(Dataset items)
● ● ● ● ● ● ●

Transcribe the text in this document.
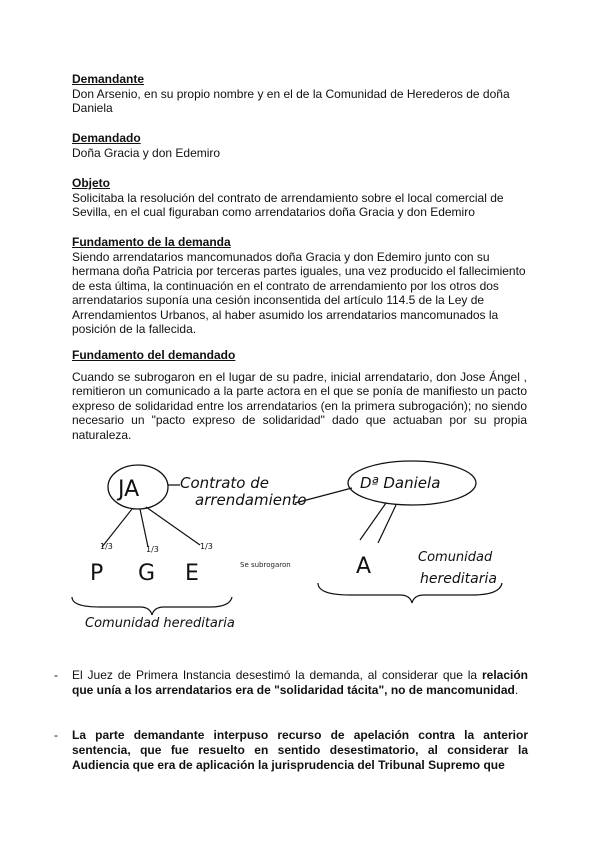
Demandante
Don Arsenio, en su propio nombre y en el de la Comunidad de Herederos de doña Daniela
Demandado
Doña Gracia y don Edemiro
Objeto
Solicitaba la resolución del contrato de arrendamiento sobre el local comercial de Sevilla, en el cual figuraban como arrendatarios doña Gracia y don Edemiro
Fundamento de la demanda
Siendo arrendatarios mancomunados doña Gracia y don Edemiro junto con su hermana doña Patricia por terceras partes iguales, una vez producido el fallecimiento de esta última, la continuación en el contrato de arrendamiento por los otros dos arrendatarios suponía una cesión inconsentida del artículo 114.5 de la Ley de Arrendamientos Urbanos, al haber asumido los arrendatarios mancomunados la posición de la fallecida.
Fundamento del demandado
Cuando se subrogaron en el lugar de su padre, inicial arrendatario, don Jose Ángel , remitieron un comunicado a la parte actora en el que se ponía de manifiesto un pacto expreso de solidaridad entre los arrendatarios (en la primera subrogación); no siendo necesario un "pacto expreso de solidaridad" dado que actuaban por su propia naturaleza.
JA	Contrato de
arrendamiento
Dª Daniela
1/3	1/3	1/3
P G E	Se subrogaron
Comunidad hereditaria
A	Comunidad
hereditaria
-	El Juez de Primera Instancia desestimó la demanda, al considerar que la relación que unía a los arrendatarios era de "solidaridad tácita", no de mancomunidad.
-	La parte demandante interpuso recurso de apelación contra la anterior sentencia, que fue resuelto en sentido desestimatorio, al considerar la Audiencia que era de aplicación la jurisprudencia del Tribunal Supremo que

● ● ● ● ● ● ●

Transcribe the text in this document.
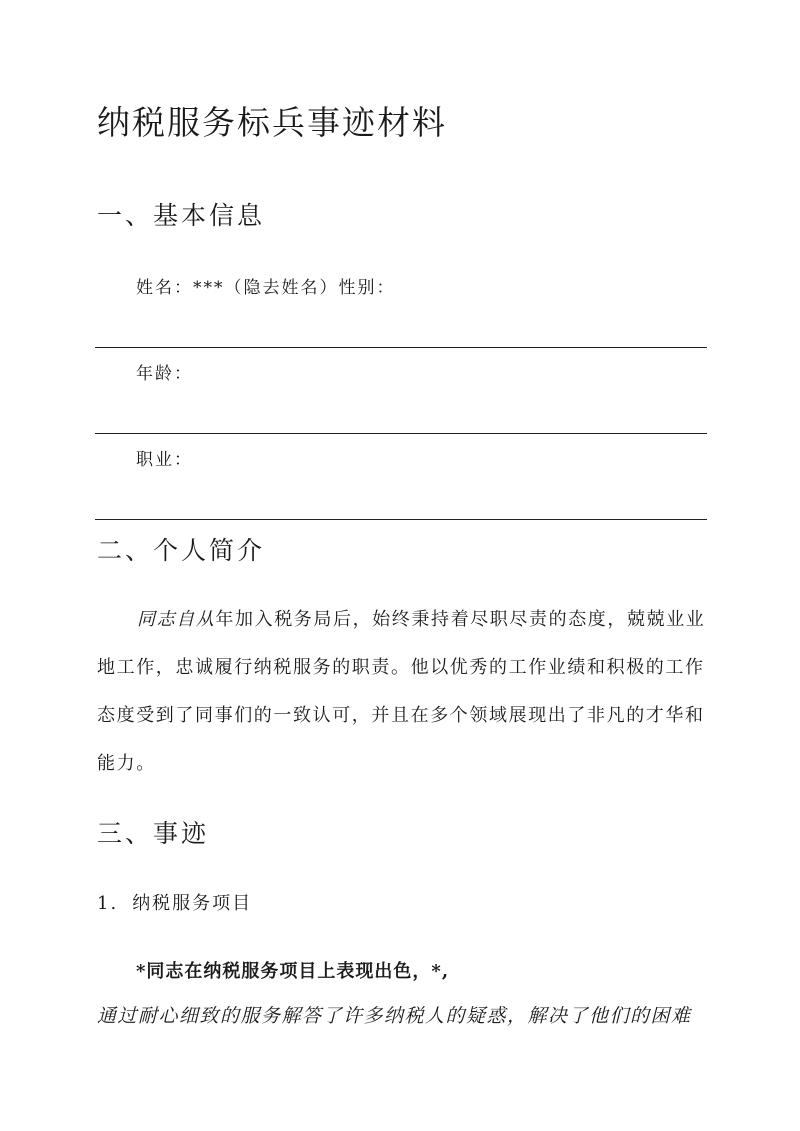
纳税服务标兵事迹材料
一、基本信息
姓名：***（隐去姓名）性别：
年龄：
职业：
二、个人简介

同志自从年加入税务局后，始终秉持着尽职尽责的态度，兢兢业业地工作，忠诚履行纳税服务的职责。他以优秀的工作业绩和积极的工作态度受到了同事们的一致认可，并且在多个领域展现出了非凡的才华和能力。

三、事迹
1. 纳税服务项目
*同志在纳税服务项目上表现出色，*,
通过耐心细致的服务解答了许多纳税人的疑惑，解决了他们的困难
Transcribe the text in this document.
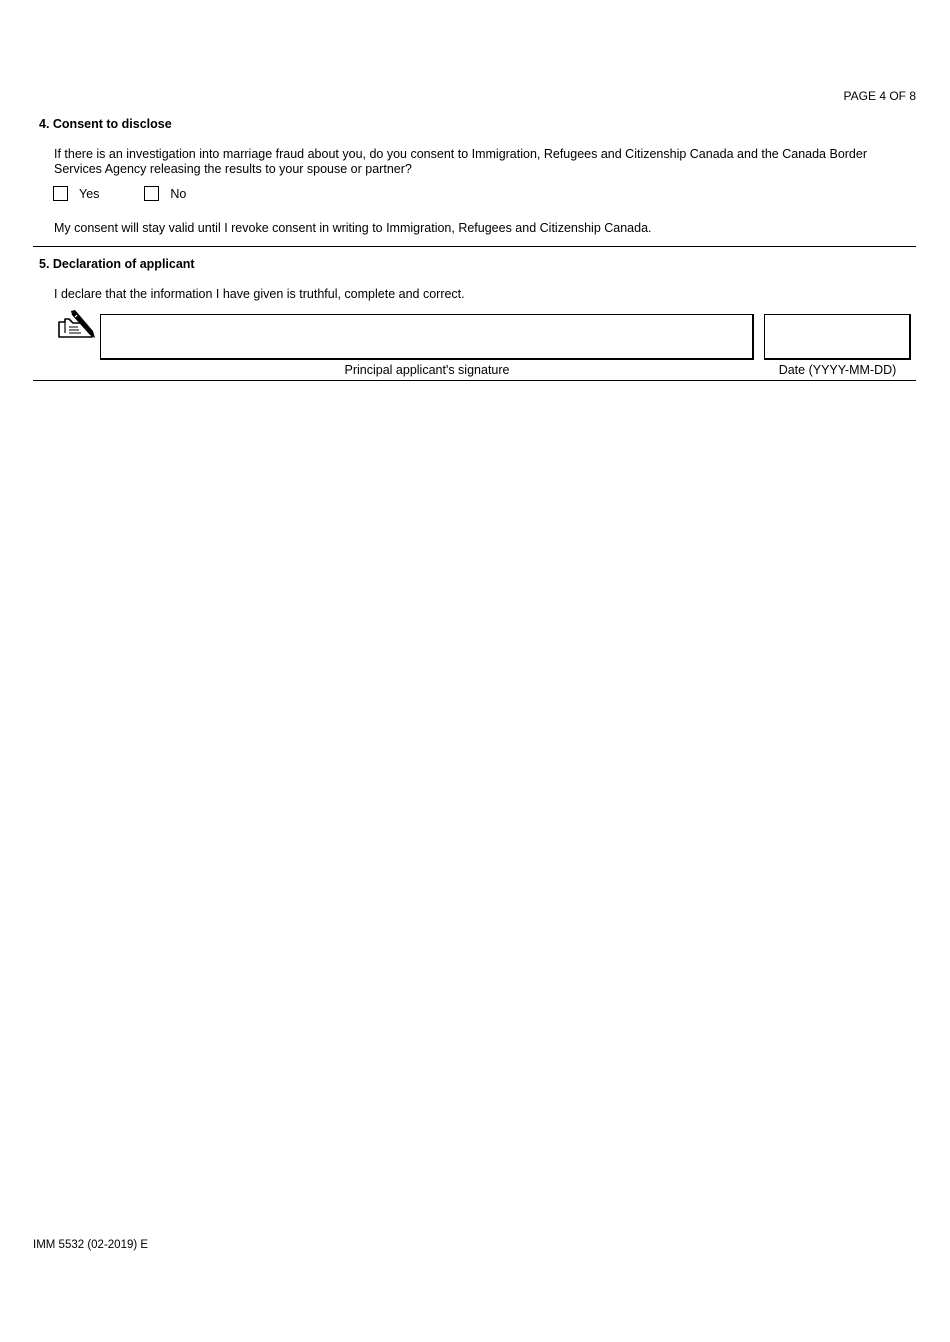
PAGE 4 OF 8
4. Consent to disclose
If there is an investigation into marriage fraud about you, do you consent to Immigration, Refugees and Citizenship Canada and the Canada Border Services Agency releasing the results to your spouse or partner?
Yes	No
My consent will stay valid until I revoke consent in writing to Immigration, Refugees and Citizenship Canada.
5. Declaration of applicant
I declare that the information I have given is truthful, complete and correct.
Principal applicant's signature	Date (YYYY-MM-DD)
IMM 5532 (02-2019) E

● ● ● ● ● ● ●

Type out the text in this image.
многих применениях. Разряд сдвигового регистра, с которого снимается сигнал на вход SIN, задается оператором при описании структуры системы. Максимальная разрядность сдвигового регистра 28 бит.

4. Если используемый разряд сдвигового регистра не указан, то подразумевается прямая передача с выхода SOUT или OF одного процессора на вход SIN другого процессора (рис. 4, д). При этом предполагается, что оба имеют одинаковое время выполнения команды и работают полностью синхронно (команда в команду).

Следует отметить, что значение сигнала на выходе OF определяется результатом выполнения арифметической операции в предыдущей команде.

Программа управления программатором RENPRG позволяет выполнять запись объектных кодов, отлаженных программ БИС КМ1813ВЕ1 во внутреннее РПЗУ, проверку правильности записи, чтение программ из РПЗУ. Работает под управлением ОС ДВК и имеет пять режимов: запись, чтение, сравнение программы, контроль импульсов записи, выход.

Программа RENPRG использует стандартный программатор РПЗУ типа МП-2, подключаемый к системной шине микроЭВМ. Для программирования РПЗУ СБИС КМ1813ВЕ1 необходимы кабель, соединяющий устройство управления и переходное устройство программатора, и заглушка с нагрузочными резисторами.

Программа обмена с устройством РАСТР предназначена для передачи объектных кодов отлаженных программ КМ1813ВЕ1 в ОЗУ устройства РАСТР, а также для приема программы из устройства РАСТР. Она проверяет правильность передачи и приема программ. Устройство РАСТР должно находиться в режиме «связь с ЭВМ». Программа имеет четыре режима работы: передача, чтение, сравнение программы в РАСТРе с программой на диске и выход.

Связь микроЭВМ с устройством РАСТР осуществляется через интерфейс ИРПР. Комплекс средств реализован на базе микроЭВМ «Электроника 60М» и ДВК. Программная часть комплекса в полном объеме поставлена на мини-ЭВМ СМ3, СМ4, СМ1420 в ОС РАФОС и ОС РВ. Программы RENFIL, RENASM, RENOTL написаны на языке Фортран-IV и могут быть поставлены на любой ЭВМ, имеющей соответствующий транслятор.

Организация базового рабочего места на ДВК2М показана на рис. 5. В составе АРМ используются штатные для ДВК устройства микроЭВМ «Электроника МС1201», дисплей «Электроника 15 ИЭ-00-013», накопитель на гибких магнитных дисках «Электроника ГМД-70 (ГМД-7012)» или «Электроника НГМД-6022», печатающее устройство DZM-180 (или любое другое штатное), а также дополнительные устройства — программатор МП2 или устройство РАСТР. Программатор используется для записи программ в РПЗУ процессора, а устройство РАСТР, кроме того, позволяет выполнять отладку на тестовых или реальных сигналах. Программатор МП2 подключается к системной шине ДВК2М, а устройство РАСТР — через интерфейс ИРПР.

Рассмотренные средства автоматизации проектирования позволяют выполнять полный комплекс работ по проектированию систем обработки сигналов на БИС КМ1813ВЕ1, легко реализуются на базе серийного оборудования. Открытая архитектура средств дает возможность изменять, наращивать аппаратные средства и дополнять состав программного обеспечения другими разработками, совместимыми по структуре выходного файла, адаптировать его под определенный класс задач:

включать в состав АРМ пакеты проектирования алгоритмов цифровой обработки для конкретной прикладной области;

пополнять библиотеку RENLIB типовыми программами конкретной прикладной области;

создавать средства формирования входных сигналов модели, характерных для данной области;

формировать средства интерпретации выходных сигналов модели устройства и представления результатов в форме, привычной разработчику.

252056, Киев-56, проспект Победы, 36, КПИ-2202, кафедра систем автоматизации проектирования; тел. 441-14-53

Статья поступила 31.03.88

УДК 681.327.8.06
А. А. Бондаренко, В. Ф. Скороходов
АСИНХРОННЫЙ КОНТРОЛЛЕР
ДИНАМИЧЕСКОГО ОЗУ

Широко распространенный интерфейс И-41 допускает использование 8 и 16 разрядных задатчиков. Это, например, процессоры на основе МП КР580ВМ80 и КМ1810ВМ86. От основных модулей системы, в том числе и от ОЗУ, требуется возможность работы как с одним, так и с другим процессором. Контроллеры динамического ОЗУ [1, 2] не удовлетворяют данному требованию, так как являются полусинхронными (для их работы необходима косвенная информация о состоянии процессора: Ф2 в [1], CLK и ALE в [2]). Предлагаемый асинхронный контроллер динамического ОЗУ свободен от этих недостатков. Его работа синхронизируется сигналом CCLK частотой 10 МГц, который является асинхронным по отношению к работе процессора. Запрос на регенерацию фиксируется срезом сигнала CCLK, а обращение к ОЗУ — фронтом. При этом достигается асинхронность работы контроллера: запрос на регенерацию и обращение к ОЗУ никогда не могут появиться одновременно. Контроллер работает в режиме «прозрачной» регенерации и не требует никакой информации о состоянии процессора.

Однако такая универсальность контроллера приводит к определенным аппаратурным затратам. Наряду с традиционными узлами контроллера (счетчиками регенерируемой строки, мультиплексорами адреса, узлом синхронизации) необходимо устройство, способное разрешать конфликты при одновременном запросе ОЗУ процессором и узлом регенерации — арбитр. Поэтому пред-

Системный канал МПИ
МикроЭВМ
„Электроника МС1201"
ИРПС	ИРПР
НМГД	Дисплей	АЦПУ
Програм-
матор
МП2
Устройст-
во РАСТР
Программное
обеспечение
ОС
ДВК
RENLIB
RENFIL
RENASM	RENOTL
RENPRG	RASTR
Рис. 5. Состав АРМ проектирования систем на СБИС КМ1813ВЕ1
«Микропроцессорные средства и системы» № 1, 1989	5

● ● ● ● ● ● ●

§ **Given request**:
Check every line for "considerar" and show the ones that have it.

§ **Task solution**:
-	El Juez de Primera Instancia desestimó la demanda, al considerar que la relación que unía a los arrendatarios era de "solidaridad tácita", no de mancomunidad.
-	La parte demandante interpuso recurso de apelación contra la anterior sentencia, que fue resuelto en sentido desestimatorio, al considerar la Audiencia que era de aplicación la jurisprudencia del Tribunal Supremo que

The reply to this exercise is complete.